Task> Please copy all the lines that follow, word for word.

Record extracts>
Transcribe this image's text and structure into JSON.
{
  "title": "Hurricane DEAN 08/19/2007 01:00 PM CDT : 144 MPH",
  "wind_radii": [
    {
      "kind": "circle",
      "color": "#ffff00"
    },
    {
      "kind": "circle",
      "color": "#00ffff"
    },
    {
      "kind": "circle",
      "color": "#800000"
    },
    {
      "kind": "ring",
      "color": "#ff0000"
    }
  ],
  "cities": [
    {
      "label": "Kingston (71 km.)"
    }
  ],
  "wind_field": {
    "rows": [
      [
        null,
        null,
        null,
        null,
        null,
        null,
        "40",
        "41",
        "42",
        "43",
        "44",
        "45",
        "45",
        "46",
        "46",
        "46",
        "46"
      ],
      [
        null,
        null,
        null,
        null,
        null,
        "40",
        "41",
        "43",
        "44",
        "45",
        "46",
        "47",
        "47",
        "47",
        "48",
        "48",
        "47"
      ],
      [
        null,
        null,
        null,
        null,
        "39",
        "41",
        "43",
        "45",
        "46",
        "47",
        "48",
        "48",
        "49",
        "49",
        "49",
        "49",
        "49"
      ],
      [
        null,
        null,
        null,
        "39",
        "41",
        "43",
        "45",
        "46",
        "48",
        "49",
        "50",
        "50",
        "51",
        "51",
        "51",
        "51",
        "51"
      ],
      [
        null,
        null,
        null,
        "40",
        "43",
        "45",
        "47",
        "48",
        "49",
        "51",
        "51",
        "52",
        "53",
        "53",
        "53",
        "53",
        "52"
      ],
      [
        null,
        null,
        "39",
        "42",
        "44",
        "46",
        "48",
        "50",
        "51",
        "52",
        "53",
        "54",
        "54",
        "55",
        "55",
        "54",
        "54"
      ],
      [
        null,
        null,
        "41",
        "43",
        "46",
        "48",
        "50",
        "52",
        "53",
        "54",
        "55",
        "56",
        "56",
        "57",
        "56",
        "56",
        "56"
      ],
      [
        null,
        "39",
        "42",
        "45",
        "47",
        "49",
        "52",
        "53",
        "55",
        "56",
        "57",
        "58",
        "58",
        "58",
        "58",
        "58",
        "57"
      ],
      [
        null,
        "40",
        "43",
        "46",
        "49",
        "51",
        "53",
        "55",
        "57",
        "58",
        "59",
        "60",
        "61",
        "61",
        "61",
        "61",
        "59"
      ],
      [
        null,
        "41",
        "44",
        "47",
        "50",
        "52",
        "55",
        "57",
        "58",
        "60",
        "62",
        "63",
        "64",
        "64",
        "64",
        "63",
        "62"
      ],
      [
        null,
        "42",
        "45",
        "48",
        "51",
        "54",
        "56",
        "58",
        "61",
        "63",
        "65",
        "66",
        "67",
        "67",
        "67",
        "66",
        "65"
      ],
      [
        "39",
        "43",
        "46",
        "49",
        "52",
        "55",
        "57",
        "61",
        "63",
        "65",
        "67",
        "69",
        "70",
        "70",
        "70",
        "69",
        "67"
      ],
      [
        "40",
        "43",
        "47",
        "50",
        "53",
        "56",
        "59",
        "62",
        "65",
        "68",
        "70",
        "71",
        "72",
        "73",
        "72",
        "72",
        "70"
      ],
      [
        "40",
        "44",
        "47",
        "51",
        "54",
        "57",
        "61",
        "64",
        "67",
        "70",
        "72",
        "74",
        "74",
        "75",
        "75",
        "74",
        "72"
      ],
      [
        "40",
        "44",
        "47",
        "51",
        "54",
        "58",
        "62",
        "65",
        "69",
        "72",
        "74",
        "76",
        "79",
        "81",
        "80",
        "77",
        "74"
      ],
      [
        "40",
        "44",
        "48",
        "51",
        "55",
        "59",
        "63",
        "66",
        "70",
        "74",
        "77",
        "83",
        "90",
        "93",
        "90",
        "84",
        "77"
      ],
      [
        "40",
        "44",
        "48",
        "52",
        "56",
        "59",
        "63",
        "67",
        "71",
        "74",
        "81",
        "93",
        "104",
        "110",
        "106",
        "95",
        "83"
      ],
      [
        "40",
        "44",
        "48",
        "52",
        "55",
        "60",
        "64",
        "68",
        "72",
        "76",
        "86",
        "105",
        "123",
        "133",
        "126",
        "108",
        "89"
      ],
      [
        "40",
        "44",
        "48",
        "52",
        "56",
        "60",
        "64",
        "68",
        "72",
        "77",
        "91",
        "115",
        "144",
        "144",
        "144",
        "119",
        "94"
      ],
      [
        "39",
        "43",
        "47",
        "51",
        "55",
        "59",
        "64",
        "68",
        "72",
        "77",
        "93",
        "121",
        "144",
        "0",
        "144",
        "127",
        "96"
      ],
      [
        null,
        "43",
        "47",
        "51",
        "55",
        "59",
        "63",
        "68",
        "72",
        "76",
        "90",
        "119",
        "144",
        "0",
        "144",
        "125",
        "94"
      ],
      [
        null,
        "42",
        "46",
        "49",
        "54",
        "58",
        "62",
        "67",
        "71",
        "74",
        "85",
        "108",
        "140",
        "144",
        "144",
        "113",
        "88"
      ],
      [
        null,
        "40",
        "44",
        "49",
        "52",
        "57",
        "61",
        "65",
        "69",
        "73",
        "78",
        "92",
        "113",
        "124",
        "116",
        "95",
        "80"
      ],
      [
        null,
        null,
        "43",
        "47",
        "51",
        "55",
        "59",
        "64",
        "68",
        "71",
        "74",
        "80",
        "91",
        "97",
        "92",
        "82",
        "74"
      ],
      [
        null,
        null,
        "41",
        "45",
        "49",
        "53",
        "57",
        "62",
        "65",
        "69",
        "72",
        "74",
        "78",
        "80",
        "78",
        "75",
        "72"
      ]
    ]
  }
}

Solution to this exercise>
Transcribe this image's text and structure into JSON.
{
  "title": "Hurricane DEAN 08/19/2007 01:00 PM CDT : 144 MPH",
  "wind_radii": [
    {
      "kind": "circle",
      "color": "#ffff00"
    },
    {
      "kind": "circle",
      "color": "#00ffff"
    },
    {
      "kind": "circle",
      "color": "#800000"
    },
    {
      "kind": "ring",
      "color": "#ff0000"
    }
  ],
  "cities": [
    {
      "label": "Kingston (71 km.)"
    }
  ],
  "wind_field": {
    "rows": [
      [
        null,
        null,
        null,
        null,
        null,
        null,
        "40",
        "41",
        "42",
        "43",
        "44",
        "45",
        "45",
        "46",
        "46",
        "46",
        "46"
      ],
      [
        null,
        null,
        null,
        null,
        null,
        "40",
        "41",
        "43",
        "44",
        "45",
        "46",
        "47",
        "47",
        "47",
        "48",
        "48",
        "47"
      ],
      [
        null,
        null,
        null,
        null,
        "39",
        "41",
        "43",
        "45",
        "46",
        "47",
        "48",
        "48",
        "49",
        "49",
        "49",
        "49",
        "49"
      ],
      [
        null,
        null,
        null,
        "39",
        "41",
        "43",
        "45",
        "46",
        "48",
        "49",
        "50",
        "50",
        "51",
        "51",
        "51",
        "51",
        "51"
      ],
      [
        null,
        null,
        null,
        "40",
        "43",
        "45",
        "47",
        "48",
        "49",
        "51",
        "51",
        "52",
        "53",
        "53",
        "53",
        "53",
        "52"
      ],
      [
        null,
        null,
        "39",
        "42",
        "44",
        "46",
        "48",
        "50",
        "51",
        "52",
        "53",
        "54",
        "54",
        "55",
        "55",
        "54",
        "54"
      ],
      [
        null,
        null,
        "41",
        "43",
        "46",
        "48",
        "50",
        "52",
        "53",
        "54",
        "55",
        "56",
        "56",
        "57",
        "56",
        "56",
        "56"
      ],
      [
        null,
        "39",
        "42",
        "45",
        "47",
        "49",
        "52",
        "53",
        "55",
        "56",
        "57",
        "58",
        "58",
        "58",
        "58",
        "58",
        "57"
      ],
      [
        null,
        "40",
        "43",
        "46",
        "49",
        "51",
        "53",
        "55",
        "57",
        "58",
        "59",
        "60",
        "61",
        "61",
        "61",
        "61",
        "59"
      ],
      [
        null,
        "41",
        "44",
        "47",
        "50",
        "52",
        "55",
        "57",
        "58",
        "60",
        "62",
        "63",
        "64",
        "64",
        "64",
        "63",
        "62"
      ],
      [
        null,
        "42",
        "45",
        "48",
        "51",
        "54",
        "56",
        "58",
        "61",
        "63",
        "65",
        "66",
        "67",
        "67",
        "67",
        "66",
        "65"
      ],
      [
        "39",
        "43",
        "46",
        "49",
        "52",
        "55",
        "57",
        "61",
        "63",
        "65",
        "67",
        "69",
        "70",
        "70",
        "70",
        "69",
        "67"
      ],
      [
        "40",
        "43",
        "47",
        "50",
        "53",
        "56",
        "59",
        "62",
        "65",
        "68",
        "70",
        "71",
        "72",
        "73",
        "72",
        "72",
        "70"
      ],
      [
        "40",
        "44",
        "47",
        "51",
        "54",
        "57",
        "61",
        "64",
        "67",
        "70",
        "72",
        "74",
        "74",
        "75",
        "75",
        "74",
        "72"
      ],
      [
        "40",
        "44",
        "47",
        "51",
        "54",
        "58",
        "62",
        "65",
        "69",
        "72",
        "74",
        "76",
        "79",
        "81",
        "80",
        "77",
        "74"
      ],
      [
        "40",
        "44",
        "48",
        "51",
        "55",
        "59",
        "63",
        "66",
        "70",
        "74",
        "77",
        "83",
        "90",
        "93",
        "90",
        "84",
        "77"
      ],
      [
        "40",
        "44",
        "48",
        "52",
        "56",
        "59",
        "63",
        "67",
        "71",
        "74",
        "81",
        "93",
        "104",
        "110",
        "106",
        "95",
        "83"
      ],
      [
        "40",
        "44",
        "48",
        "52",
        "55",
        "60",
        "64",
        "68",
        "72",
        "76",
        "86",
        "105",
        "123",
        "133",
        "126",
        "108",
        "89"
      ],
      [
        "40",
        "44",
        "48",
        "52",
        "56",
        "60",
        "64",
        "68",
        "72",
        "77",
        "91",
        "115",
        "144",
        "144",
        "144",
        "119",
        "94"
      ],
      [
        "39",
        "43",
        "47",
        "51",
        "55",
        "59",
        "64",
        "68",
        "72",
        "77",
        "93",
        "121",
        "144",
        "0",
        "144",
        "127",
        "96"
      ],
      [
        null,
        "43",
        "47",
        "51",
        "55",
        "59",
        "63",
        "68",
        "72",
        "76",
        "90",
        "119",
        "144",
        "0",
        "144",
        "125",
        "94"
      ],
      [
        null,
        "42",
        "46",
        "49",
        "54",
        "58",
        "62",
        "67",
        "71",
        "74",
        "85",
        "108",
        "140",
        "144",
        "144",
        "113",
        "88"
      ],
      [
        null,
        "40",
        "44",
        "49",
        "52",
        "57",
        "61",
        "65",
        "69",
        "73",
        "78",
        "92",
        "113",
        "124",
        "116",
        "95",
        "80"
      ],
      [
        null,
        null,
        "43",
        "47",
        "51",
        "55",
        "59",
        "64",
        "68",
        "71",
        "74",
        "80",
        "91",
        "97",
        "92",
        "82",
        "74"
      ],
      [
        null,
        null,
        "41",
        "45",
        "49",
        "53",
        "57",
        "62",
        "65",
        "69",
        "72",
        "74",
        "78",
        "80",
        "78",
        "75",
        "72"
      ]
    ]
  }
}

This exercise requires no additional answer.